Each line of the material below that holds the word "arcmin" needs to be copied.

> **Source data**
┄┄┄┄┄┄┄┄┄┄┄┄┄┄┄┄┄┄┄┄
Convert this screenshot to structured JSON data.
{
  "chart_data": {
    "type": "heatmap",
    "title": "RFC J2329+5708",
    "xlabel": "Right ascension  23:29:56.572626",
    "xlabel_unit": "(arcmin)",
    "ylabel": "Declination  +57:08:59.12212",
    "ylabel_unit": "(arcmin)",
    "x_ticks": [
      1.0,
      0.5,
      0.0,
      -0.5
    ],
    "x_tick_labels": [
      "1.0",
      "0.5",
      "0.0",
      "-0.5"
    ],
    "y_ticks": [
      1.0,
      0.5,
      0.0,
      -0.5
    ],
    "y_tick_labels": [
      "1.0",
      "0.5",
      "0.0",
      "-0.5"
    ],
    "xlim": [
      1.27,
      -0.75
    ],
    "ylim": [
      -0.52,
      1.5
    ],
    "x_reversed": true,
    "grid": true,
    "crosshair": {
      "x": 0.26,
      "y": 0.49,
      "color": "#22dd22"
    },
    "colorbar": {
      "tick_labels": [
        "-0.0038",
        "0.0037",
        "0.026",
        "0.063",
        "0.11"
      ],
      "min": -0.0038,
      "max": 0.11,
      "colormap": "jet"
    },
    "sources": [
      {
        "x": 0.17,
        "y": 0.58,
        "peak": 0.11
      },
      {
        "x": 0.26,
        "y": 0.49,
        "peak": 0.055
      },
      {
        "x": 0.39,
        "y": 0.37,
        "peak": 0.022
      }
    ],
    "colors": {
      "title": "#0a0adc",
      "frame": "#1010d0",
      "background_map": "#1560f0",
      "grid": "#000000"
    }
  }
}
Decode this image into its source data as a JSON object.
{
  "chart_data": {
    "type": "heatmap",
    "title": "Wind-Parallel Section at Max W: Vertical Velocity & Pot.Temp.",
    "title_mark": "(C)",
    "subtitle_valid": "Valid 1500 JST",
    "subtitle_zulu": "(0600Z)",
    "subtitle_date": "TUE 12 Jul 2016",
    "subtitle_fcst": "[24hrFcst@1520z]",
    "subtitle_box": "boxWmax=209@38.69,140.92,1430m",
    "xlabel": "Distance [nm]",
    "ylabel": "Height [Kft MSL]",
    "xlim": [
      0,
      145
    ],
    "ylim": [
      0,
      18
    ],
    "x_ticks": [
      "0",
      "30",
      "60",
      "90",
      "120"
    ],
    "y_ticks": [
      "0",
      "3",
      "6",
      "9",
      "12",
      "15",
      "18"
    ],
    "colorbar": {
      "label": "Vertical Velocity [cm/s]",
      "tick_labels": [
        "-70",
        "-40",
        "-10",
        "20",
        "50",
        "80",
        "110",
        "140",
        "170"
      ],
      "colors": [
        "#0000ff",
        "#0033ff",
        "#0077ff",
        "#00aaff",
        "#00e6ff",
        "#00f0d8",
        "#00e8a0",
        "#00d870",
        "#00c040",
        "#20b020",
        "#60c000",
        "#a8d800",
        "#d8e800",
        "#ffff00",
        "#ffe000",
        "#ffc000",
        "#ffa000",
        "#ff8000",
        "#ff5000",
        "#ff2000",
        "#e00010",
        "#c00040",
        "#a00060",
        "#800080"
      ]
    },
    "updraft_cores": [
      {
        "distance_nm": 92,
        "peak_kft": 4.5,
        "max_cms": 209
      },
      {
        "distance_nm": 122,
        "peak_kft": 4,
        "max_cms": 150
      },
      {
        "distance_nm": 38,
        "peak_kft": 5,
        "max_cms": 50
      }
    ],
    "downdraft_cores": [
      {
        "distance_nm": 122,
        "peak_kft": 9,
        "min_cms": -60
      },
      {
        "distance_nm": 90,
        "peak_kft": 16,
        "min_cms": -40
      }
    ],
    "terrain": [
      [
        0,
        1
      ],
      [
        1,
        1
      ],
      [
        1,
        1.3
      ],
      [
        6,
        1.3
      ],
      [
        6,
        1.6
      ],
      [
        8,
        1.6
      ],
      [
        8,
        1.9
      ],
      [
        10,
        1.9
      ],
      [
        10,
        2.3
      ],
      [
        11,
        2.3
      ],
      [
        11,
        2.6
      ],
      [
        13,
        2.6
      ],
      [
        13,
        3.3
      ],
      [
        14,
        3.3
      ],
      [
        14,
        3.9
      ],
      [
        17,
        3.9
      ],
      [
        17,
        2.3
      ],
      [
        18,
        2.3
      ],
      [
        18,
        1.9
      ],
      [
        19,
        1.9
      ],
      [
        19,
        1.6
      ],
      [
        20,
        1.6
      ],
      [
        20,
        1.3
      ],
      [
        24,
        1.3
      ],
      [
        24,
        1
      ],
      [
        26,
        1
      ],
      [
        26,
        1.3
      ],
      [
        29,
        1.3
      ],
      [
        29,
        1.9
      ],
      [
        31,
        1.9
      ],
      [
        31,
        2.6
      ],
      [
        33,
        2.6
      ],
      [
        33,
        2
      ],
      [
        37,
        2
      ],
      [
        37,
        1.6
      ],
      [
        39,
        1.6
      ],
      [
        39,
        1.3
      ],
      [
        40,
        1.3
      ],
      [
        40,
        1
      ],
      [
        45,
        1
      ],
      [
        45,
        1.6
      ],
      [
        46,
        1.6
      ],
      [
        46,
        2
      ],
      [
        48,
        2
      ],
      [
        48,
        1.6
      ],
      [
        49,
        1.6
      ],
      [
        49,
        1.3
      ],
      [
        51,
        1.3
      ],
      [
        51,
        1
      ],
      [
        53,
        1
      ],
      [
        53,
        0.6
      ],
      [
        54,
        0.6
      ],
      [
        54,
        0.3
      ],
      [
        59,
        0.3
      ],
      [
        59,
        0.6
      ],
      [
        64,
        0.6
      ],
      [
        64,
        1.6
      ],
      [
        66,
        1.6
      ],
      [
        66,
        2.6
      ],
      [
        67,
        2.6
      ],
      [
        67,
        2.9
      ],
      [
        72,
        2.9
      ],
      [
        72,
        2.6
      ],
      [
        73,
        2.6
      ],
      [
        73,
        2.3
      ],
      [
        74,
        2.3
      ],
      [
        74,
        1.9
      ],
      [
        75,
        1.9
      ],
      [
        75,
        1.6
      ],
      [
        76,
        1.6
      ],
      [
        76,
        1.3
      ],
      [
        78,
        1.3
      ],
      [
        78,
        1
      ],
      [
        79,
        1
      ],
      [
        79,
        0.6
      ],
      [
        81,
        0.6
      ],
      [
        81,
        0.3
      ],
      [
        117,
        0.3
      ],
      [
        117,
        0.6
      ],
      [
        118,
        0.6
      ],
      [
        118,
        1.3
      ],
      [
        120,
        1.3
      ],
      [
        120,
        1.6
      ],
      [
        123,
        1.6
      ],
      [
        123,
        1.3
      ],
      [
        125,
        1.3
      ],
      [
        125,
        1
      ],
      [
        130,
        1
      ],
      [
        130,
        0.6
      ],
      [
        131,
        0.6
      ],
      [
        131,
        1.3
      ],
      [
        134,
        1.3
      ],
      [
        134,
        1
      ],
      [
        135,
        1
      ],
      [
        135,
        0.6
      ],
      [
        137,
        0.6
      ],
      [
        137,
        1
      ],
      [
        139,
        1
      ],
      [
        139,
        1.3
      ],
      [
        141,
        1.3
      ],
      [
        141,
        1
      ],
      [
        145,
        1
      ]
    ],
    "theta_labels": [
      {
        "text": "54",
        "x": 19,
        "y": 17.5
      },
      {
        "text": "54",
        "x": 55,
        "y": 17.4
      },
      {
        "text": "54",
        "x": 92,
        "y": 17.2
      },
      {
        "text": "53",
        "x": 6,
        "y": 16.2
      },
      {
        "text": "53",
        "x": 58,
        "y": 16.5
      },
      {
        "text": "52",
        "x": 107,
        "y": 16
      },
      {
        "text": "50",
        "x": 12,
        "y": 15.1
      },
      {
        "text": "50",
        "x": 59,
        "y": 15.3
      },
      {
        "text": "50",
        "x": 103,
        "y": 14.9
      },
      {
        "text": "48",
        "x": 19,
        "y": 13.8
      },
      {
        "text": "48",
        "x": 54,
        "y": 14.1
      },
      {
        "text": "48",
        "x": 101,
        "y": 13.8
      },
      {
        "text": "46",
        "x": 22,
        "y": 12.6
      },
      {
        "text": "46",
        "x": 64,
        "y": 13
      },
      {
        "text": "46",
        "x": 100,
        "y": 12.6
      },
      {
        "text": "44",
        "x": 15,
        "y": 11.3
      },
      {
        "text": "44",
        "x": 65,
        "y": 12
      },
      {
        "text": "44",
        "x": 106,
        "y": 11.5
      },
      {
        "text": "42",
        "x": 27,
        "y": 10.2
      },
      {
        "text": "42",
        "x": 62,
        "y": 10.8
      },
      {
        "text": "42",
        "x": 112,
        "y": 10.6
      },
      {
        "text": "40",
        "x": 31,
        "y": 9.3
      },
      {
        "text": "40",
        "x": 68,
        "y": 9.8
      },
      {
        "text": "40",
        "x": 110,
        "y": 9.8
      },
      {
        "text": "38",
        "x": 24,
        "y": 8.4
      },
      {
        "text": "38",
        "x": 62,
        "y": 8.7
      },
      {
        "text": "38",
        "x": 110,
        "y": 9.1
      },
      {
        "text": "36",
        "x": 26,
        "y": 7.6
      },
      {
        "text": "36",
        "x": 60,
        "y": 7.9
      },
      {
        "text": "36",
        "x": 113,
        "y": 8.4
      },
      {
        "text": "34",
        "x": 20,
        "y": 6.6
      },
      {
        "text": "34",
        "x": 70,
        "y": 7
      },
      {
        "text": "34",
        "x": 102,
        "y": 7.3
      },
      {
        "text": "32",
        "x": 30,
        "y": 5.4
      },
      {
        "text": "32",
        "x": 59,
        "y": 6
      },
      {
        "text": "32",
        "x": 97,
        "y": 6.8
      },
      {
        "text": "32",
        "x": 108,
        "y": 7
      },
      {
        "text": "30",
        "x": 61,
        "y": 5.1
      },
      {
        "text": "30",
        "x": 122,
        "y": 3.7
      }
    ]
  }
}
┄┄┄┄┄┄┄┄┄┄┄┄┄┄┄┄┄┄┄┄
> **ANSWER FOR THE TASK**
    "xlabel_unit": "(arcmin)",
    "ylabel_unit": "(arcmin)",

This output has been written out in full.